Information provided:
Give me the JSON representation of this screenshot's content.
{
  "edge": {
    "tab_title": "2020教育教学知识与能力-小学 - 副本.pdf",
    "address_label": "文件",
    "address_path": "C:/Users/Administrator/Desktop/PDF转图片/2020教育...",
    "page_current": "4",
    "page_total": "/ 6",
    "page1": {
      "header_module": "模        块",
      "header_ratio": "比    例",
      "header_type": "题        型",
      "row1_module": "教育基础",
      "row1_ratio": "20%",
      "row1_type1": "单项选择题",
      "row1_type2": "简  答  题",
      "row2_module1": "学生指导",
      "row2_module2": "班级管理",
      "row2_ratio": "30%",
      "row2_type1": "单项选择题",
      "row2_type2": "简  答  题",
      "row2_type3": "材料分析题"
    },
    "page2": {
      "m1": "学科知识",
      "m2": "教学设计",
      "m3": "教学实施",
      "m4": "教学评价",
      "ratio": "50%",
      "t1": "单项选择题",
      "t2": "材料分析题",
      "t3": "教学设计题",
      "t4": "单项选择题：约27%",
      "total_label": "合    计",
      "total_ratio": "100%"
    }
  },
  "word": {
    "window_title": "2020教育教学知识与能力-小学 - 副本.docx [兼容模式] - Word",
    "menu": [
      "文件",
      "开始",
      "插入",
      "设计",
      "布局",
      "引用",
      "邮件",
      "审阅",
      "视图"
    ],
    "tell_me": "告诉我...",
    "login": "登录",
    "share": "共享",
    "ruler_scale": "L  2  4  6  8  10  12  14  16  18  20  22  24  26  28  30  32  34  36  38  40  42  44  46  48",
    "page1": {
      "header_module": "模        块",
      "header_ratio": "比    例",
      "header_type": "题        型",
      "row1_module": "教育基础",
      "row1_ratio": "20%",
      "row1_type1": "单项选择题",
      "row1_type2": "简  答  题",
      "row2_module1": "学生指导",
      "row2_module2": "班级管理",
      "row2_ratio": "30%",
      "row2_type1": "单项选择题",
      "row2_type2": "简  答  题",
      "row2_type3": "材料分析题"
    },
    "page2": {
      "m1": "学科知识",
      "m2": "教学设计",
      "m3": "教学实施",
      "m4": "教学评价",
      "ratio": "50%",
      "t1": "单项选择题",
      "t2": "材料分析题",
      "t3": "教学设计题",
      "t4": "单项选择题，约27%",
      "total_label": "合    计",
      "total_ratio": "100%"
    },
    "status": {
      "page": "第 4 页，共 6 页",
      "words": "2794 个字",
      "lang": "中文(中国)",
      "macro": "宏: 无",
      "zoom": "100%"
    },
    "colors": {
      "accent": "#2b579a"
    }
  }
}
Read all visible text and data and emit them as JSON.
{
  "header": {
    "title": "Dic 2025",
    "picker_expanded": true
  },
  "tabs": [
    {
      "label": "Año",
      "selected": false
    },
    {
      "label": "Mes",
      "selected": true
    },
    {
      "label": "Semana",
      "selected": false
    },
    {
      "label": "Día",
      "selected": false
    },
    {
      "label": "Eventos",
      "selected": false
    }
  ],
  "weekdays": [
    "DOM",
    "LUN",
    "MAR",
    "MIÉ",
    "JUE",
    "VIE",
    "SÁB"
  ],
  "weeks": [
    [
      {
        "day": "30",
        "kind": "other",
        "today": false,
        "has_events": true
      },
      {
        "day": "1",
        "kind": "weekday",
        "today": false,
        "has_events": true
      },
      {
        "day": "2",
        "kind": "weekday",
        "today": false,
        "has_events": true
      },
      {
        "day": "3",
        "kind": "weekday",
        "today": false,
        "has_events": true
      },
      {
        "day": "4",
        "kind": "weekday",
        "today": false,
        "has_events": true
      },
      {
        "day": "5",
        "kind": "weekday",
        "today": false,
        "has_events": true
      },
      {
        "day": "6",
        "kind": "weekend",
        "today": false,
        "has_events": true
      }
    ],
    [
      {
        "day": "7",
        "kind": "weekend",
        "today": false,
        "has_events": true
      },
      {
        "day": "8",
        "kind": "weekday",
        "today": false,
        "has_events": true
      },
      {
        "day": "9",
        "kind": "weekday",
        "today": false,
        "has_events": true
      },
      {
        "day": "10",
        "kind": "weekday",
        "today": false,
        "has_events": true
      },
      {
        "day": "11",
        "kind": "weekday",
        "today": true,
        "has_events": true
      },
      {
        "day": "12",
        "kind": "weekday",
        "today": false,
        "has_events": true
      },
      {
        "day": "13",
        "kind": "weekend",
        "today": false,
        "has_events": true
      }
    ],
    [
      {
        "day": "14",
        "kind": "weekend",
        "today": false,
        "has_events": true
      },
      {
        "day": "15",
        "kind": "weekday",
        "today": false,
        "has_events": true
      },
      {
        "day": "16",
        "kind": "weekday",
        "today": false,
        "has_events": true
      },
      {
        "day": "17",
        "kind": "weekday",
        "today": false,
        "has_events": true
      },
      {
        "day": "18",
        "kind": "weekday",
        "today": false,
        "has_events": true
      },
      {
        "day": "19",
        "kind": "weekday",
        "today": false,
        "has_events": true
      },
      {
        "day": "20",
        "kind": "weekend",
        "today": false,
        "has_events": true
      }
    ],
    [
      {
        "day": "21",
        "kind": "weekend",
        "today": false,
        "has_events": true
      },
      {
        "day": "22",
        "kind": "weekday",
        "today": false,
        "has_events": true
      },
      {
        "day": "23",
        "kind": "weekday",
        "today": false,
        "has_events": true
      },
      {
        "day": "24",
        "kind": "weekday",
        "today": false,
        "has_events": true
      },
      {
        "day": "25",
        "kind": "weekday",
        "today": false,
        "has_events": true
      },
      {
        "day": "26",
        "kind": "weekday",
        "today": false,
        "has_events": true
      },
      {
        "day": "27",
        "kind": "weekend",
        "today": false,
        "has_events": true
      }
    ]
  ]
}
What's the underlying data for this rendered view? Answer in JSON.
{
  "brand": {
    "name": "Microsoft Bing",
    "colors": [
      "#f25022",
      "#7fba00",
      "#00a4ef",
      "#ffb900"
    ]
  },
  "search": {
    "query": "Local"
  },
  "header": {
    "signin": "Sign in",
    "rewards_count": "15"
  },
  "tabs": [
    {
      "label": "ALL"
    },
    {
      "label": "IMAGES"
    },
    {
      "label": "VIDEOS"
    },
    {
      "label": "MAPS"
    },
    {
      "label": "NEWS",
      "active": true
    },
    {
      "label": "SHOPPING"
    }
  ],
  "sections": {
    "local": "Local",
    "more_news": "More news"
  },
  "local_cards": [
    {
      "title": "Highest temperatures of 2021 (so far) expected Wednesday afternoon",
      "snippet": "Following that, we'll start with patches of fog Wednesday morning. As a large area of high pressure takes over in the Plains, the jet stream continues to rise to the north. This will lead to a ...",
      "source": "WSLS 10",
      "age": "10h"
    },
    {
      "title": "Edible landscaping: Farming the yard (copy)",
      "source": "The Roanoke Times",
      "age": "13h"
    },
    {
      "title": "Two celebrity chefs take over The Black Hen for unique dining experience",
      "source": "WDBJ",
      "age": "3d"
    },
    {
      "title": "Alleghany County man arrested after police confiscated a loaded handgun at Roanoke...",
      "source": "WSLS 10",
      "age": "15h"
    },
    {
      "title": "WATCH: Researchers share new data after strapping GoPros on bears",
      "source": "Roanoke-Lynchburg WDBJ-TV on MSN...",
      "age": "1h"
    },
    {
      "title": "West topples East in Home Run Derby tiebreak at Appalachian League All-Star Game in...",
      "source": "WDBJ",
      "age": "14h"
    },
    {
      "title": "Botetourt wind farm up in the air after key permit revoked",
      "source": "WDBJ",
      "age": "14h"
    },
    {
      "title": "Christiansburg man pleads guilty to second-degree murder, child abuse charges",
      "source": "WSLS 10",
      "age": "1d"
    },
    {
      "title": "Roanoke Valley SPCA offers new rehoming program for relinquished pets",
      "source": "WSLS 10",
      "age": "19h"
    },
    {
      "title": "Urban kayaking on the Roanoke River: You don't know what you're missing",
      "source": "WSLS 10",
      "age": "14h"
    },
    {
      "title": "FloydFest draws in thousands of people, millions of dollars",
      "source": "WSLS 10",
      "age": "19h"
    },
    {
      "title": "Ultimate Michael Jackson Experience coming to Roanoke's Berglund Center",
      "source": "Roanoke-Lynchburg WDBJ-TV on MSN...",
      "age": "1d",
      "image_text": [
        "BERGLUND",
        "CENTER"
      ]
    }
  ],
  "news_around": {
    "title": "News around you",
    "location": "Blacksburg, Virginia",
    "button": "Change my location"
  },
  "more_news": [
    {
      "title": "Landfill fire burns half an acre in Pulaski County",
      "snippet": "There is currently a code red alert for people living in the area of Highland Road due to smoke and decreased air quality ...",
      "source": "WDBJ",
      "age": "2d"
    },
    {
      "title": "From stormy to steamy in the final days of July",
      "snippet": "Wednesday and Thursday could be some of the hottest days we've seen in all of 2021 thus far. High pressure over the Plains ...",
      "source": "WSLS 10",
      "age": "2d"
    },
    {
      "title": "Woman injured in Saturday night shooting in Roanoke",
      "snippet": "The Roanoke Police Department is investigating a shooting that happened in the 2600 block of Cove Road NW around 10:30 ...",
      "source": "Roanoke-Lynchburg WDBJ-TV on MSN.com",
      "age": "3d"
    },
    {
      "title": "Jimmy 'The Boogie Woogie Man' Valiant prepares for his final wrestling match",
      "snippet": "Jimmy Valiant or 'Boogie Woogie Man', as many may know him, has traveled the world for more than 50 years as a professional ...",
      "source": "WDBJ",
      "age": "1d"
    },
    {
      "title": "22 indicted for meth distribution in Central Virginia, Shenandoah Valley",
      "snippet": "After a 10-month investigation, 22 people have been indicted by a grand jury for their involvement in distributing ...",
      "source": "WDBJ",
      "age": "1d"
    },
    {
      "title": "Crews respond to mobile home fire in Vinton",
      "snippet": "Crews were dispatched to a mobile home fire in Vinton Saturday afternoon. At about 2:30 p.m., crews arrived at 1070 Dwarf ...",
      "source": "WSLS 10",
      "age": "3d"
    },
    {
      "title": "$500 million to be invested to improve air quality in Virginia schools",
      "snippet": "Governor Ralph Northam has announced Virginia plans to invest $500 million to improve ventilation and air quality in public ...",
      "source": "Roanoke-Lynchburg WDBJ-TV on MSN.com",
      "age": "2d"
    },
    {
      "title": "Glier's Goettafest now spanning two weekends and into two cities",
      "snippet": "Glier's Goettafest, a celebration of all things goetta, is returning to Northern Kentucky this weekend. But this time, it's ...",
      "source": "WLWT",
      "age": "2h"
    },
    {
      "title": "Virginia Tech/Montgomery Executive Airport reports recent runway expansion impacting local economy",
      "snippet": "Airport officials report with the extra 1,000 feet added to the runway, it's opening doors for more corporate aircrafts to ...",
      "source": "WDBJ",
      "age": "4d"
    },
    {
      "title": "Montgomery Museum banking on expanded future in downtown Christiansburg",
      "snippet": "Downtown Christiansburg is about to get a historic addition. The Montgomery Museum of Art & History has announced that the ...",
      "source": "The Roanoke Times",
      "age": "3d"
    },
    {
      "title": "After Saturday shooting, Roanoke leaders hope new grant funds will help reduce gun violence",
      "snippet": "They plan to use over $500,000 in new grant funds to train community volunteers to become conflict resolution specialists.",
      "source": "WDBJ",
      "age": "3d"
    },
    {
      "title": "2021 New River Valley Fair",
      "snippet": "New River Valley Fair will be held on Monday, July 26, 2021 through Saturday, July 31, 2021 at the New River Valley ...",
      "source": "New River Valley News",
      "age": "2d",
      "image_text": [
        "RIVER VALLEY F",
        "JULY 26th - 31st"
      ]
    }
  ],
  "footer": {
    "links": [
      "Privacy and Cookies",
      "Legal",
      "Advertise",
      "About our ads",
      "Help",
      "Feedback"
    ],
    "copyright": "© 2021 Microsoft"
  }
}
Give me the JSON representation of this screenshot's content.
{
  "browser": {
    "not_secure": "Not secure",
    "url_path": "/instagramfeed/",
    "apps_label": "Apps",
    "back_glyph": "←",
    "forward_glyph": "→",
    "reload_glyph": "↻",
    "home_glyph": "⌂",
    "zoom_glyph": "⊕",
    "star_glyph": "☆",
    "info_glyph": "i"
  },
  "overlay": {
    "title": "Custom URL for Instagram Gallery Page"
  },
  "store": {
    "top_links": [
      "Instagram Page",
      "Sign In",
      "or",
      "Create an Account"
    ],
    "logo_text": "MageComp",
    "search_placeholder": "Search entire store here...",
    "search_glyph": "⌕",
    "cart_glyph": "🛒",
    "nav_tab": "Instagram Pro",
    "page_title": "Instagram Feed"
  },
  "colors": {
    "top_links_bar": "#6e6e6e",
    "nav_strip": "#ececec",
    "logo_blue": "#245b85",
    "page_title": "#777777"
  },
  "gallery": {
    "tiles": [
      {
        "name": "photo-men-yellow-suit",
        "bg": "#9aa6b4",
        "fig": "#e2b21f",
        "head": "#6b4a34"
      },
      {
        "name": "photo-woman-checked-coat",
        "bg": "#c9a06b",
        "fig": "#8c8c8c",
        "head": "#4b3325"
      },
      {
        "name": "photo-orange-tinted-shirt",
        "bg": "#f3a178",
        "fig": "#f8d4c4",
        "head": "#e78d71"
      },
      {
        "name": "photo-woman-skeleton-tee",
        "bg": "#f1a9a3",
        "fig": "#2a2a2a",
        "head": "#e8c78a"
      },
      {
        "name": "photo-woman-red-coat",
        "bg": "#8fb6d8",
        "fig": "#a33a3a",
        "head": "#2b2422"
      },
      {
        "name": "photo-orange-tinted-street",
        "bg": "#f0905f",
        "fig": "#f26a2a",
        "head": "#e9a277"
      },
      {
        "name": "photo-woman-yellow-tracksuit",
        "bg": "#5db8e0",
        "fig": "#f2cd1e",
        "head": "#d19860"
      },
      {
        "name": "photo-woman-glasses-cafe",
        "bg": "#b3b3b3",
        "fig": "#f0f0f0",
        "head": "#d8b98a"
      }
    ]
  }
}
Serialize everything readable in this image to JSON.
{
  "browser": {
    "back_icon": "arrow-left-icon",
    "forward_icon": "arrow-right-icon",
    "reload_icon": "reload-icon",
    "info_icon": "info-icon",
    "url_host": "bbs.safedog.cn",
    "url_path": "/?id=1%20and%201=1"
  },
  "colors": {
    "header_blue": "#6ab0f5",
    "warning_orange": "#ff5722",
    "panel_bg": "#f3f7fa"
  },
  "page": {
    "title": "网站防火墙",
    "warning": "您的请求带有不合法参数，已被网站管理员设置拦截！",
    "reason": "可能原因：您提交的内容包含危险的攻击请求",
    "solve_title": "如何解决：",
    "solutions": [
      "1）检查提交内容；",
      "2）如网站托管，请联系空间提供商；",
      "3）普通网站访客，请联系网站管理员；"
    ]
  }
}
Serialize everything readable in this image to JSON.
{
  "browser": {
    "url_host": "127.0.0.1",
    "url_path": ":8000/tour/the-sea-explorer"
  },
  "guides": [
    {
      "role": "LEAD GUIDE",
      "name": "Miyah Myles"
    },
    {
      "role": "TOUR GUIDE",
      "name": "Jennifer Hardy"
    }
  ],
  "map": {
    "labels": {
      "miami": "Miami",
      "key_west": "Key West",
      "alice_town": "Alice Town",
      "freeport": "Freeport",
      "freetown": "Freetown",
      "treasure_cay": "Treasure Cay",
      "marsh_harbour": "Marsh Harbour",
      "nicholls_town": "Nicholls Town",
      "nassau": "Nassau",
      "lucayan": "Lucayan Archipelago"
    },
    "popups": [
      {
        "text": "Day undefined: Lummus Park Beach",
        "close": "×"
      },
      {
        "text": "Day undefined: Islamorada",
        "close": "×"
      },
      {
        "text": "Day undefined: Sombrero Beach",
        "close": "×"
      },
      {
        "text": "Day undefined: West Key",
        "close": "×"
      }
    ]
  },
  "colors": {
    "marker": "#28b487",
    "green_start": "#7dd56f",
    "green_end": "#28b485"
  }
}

Instruction: Copy every line above in which the string "Crews" shows up.

Answer in full:
      "title": "Crews respond to mobile home fire in Vinton",
      "snippet": "Crews were dispatched to a mobile home fire in Vinton Saturday afternoon. At about 2:30 p.m., crews arrived at 1070 Dwarf ...",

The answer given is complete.